• Exercise
Output the data below in full, byte for byte. Nothing may differ.

• Entries provided
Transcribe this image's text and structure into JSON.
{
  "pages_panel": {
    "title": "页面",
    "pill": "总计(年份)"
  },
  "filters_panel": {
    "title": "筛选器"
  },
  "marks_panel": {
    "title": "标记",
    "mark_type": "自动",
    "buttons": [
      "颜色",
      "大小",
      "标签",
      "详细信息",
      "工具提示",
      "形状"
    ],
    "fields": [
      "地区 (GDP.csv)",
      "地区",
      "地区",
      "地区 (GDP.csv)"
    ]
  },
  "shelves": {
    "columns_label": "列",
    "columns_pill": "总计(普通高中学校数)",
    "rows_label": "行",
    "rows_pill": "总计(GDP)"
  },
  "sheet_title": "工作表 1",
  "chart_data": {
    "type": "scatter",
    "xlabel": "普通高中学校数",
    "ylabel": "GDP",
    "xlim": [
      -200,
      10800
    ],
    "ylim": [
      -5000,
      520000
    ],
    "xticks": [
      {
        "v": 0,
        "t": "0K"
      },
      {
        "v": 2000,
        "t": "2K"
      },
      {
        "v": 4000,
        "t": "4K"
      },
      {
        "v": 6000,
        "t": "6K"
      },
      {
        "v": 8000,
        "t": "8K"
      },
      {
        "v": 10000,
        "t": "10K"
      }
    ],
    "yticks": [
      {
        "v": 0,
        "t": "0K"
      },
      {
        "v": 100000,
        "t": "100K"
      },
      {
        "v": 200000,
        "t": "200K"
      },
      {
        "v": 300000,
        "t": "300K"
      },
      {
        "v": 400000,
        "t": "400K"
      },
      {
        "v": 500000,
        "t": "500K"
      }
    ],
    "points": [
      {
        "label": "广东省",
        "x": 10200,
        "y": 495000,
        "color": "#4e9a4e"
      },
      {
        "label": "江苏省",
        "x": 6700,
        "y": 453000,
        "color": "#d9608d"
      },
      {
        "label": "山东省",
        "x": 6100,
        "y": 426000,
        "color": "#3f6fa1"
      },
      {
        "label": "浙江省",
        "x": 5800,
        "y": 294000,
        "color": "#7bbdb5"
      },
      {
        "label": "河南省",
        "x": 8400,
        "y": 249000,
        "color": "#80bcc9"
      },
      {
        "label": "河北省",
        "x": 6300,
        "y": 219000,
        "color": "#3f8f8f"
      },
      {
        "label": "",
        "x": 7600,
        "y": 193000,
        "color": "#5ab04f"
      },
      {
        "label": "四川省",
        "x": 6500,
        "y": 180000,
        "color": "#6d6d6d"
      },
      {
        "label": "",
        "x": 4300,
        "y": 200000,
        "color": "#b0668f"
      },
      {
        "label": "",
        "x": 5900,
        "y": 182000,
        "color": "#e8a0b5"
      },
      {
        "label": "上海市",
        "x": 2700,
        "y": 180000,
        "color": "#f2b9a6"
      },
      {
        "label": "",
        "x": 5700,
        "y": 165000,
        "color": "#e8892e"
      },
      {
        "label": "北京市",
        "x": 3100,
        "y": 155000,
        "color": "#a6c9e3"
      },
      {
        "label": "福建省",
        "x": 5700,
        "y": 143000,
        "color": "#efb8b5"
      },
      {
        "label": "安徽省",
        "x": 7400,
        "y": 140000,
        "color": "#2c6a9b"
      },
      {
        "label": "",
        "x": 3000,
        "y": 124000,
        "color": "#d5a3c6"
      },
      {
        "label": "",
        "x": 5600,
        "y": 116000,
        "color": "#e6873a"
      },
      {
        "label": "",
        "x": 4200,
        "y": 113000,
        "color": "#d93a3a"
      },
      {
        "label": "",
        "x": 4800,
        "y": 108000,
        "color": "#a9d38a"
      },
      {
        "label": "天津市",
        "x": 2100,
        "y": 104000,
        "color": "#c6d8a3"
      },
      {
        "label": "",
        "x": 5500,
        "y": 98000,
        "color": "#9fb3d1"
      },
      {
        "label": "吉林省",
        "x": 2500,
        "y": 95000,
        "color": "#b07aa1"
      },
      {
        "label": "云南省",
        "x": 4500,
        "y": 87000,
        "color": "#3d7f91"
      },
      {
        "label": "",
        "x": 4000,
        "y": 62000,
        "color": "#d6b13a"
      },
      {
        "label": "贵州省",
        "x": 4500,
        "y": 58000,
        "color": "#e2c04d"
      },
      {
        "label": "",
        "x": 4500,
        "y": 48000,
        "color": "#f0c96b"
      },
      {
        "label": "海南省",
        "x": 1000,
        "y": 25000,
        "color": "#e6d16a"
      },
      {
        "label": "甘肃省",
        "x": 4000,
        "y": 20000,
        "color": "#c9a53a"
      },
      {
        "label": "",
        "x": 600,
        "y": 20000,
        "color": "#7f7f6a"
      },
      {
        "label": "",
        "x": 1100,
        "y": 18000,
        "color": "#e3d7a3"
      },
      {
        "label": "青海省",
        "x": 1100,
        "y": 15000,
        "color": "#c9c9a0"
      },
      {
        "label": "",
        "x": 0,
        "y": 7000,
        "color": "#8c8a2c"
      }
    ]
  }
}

• Exercise answer
Transcribe this image's text and structure into JSON.
{
  "pages_panel": {
    "title": "页面",
    "pill": "总计(年份)"
  },
  "filters_panel": {
    "title": "筛选器"
  },
  "marks_panel": {
    "title": "标记",
    "mark_type": "自动",
    "buttons": [
      "颜色",
      "大小",
      "标签",
      "详细信息",
      "工具提示",
      "形状"
    ],
    "fields": [
      "地区 (GDP.csv)",
      "地区",
      "地区",
      "地区 (GDP.csv)"
    ]
  },
  "shelves": {
    "columns_label": "列",
    "columns_pill": "总计(普通高中学校数)",
    "rows_label": "行",
    "rows_pill": "总计(GDP)"
  },
  "sheet_title": "工作表 1",
  "chart_data": {
    "type": "scatter",
    "xlabel": "普通高中学校数",
    "ylabel": "GDP",
    "xlim": [
      -200,
      10800
    ],
    "ylim": [
      -5000,
      520000
    ],
    "xticks": [
      {
        "v": 0,
        "t": "0K"
      },
      {
        "v": 2000,
        "t": "2K"
      },
      {
        "v": 4000,
        "t": "4K"
      },
      {
        "v": 6000,
        "t": "6K"
      },
      {
        "v": 8000,
        "t": "8K"
      },
      {
        "v": 10000,
        "t": "10K"
      }
    ],
    "yticks": [
      {
        "v": 0,
        "t": "0K"
      },
      {
        "v": 100000,
        "t": "100K"
      },
      {
        "v": 200000,
        "t": "200K"
      },
      {
        "v": 300000,
        "t": "300K"
      },
      {
        "v": 400000,
        "t": "400K"
      },
      {
        "v": 500000,
        "t": "500K"
      }
    ],
    "points": [
      {
        "label": "广东省",
        "x": 10200,
        "y": 495000,
        "color": "#4e9a4e"
      },
      {
        "label": "江苏省",
        "x": 6700,
        "y": 453000,
        "color": "#d9608d"
      },
      {
        "label": "山东省",
        "x": 6100,
        "y": 426000,
        "color": "#3f6fa1"
      },
      {
        "label": "浙江省",
        "x": 5800,
        "y": 294000,
        "color": "#7bbdb5"
      },
      {
        "label": "河南省",
        "x": 8400,
        "y": 249000,
        "color": "#80bcc9"
      },
      {
        "label": "河北省",
        "x": 6300,
        "y": 219000,
        "color": "#3f8f8f"
      },
      {
        "label": "",
        "x": 7600,
        "y": 193000,
        "color": "#5ab04f"
      },
      {
        "label": "四川省",
        "x": 6500,
        "y": 180000,
        "color": "#6d6d6d"
      },
      {
        "label": "",
        "x": 4300,
        "y": 200000,
        "color": "#b0668f"
      },
      {
        "label": "",
        "x": 5900,
        "y": 182000,
        "color": "#e8a0b5"
      },
      {
        "label": "上海市",
        "x": 2700,
        "y": 180000,
        "color": "#f2b9a6"
      },
      {
        "label": "",
        "x": 5700,
        "y": 165000,
        "color": "#e8892e"
      },
      {
        "label": "北京市",
        "x": 3100,
        "y": 155000,
        "color": "#a6c9e3"
      },
      {
        "label": "福建省",
        "x": 5700,
        "y": 143000,
        "color": "#efb8b5"
      },
      {
        "label": "安徽省",
        "x": 7400,
        "y": 140000,
        "color": "#2c6a9b"
      },
      {
        "label": "",
        "x": 3000,
        "y": 124000,
        "color": "#d5a3c6"
      },
      {
        "label": "",
        "x": 5600,
        "y": 116000,
        "color": "#e6873a"
      },
      {
        "label": "",
        "x": 4200,
        "y": 113000,
        "color": "#d93a3a"
      },
      {
        "label": "",
        "x": 4800,
        "y": 108000,
        "color": "#a9d38a"
      },
      {
        "label": "天津市",
        "x": 2100,
        "y": 104000,
        "color": "#c6d8a3"
      },
      {
        "label": "",
        "x": 5500,
        "y": 98000,
        "color": "#9fb3d1"
      },
      {
        "label": "吉林省",
        "x": 2500,
        "y": 95000,
        "color": "#b07aa1"
      },
      {
        "label": "云南省",
        "x": 4500,
        "y": 87000,
        "color": "#3d7f91"
      },
      {
        "label": "",
        "x": 4000,
        "y": 62000,
        "color": "#d6b13a"
      },
      {
        "label": "贵州省",
        "x": 4500,
        "y": 58000,
        "color": "#e2c04d"
      },
      {
        "label": "",
        "x": 4500,
        "y": 48000,
        "color": "#f0c96b"
      },
      {
        "label": "海南省",
        "x": 1000,
        "y": 25000,
        "color": "#e6d16a"
      },
      {
        "label": "甘肃省",
        "x": 4000,
        "y": 20000,
        "color": "#c9a53a"
      },
      {
        "label": "",
        "x": 600,
        "y": 20000,
        "color": "#7f7f6a"
      },
      {
        "label": "",
        "x": 1100,
        "y": 18000,
        "color": "#e3d7a3"
      },
      {
        "label": "青海省",
        "x": 1100,
        "y": 15000,
        "color": "#c9c9a0"
      },
      {
        "label": "",
        "x": 0,
        "y": 7000,
        "color": "#8c8a2c"
      }
    ]
  }
}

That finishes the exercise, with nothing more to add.